* _DESCRIPTION OF THE TASK_
Extract the complete listing and repeat it word for word.

┌─ SUPPLIED MATERIAL

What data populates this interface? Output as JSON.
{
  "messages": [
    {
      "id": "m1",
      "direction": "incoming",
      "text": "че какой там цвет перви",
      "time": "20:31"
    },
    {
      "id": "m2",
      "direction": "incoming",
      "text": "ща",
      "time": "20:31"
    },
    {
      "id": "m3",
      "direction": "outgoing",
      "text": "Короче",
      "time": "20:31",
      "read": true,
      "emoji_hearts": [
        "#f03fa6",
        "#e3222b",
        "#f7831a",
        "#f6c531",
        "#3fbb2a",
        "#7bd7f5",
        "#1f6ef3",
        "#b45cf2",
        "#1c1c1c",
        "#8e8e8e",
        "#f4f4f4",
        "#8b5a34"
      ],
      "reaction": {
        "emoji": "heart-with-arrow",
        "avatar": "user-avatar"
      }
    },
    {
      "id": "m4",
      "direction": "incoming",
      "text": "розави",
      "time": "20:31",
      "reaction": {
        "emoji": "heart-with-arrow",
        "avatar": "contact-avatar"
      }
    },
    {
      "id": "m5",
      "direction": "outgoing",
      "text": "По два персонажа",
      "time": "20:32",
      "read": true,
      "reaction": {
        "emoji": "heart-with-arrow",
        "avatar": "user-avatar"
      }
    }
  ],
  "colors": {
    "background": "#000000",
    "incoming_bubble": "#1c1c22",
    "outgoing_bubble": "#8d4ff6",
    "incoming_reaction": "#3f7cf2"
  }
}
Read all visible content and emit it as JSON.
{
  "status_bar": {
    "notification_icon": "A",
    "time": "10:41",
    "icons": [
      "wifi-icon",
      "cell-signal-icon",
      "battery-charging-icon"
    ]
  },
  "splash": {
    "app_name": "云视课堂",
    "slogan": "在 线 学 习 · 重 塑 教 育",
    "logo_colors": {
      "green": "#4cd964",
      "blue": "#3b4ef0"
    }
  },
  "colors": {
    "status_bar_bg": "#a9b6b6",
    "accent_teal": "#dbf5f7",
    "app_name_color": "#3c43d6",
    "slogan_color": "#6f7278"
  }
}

└─

* _SOLUTION BELOW_
What data populates this interface? Output as JSON.
{
  "messages": [
    {
      "id": "m1",
      "direction": "incoming",
      "text": "че какой там цвет перви",
      "time": "20:31"
    },
    {
      "id": "m2",
      "direction": "incoming",
      "text": "ща",
      "time": "20:31"
    },
    {
      "id": "m3",
      "direction": "outgoing",
      "text": "Короче",
      "time": "20:31",
      "read": true,
      "emoji_hearts": [
        "#f03fa6",
        "#e3222b",
        "#f7831a",
        "#f6c531",
        "#3fbb2a",
        "#7bd7f5",
        "#1f6ef3",
        "#b45cf2",
        "#1c1c1c",
        "#8e8e8e",
        "#f4f4f4",
        "#8b5a34"
      ],
      "reaction": {
        "emoji": "heart-with-arrow",
        "avatar": "user-avatar"
      }
    },
    {
      "id": "m4",
      "direction": "incoming",
      "text": "розави",
      "time": "20:31",
      "reaction": {
        "emoji": "heart-with-arrow",
        "avatar": "contact-avatar"
      }
    },
    {
      "id": "m5",
      "direction": "outgoing",
      "text": "По два персонажа",
      "time": "20:32",
      "read": true,
      "reaction": {
        "emoji": "heart-with-arrow",
        "avatar": "user-avatar"
      }
    }
  ],
  "colors": {
    "background": "#000000",
    "incoming_bubble": "#1c1c22",
    "outgoing_bubble": "#8d4ff6",
    "incoming_reaction": "#3f7cf2"
  }
}
Read all visible content and emit it as JSON.
{
  "status_bar": {
    "notification_icon": "A",
    "time": "10:41",
    "icons": [
      "wifi-icon",
      "cell-signal-icon",
      "battery-charging-icon"
    ]
  },
  "splash": {
    "app_name": "云视课堂",
    "slogan": "在 线 学 习 · 重 塑 教 育",
    "logo_colors": {
      "green": "#4cd964",
      "blue": "#3b4ef0"
    }
  },
  "colors": {
    "status_bar_bg": "#a9b6b6",
    "accent_teal": "#dbf5f7",
    "app_name_color": "#3c43d6",
    "slogan_color": "#6f7278"
  }
}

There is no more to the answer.